RECORDS SUPPLIED
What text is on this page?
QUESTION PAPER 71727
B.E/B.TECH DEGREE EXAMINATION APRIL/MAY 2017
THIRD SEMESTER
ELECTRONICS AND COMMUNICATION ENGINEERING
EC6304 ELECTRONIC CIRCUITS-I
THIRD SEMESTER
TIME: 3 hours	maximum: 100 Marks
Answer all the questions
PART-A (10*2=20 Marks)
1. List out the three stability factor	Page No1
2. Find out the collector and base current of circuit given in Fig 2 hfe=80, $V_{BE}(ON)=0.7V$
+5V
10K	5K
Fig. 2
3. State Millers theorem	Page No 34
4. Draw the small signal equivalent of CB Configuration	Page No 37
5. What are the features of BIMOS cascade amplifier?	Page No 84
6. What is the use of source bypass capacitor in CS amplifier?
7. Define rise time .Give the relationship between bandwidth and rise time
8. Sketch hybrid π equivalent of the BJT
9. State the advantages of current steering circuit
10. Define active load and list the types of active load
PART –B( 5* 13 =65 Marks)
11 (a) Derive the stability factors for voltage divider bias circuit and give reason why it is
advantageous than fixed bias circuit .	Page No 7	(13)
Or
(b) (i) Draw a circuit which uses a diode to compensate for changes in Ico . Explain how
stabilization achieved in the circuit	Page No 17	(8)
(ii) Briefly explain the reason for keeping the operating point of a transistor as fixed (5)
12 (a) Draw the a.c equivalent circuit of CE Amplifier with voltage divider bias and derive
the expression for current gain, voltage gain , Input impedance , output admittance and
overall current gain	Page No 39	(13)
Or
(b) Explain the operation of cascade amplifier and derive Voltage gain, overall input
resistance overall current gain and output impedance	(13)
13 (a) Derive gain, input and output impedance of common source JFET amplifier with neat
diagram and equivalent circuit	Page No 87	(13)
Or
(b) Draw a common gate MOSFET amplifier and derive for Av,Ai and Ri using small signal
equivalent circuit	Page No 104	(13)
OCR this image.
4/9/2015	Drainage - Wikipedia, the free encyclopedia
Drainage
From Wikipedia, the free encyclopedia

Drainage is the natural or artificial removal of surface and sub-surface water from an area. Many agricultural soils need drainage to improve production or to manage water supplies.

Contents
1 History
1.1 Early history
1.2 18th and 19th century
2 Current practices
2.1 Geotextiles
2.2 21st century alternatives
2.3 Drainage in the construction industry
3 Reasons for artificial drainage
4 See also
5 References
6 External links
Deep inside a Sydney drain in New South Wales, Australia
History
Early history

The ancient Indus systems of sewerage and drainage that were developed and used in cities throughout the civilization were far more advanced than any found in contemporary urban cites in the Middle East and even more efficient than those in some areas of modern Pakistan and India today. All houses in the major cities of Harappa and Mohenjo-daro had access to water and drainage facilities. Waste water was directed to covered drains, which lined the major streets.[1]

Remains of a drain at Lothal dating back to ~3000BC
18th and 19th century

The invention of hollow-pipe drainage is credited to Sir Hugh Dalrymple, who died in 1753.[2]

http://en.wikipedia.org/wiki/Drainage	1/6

GIVEN PROBLEM
Looking at the entries above, say how many lines contain the word "small". Only the number is wanted.

CORRECT RESULT
2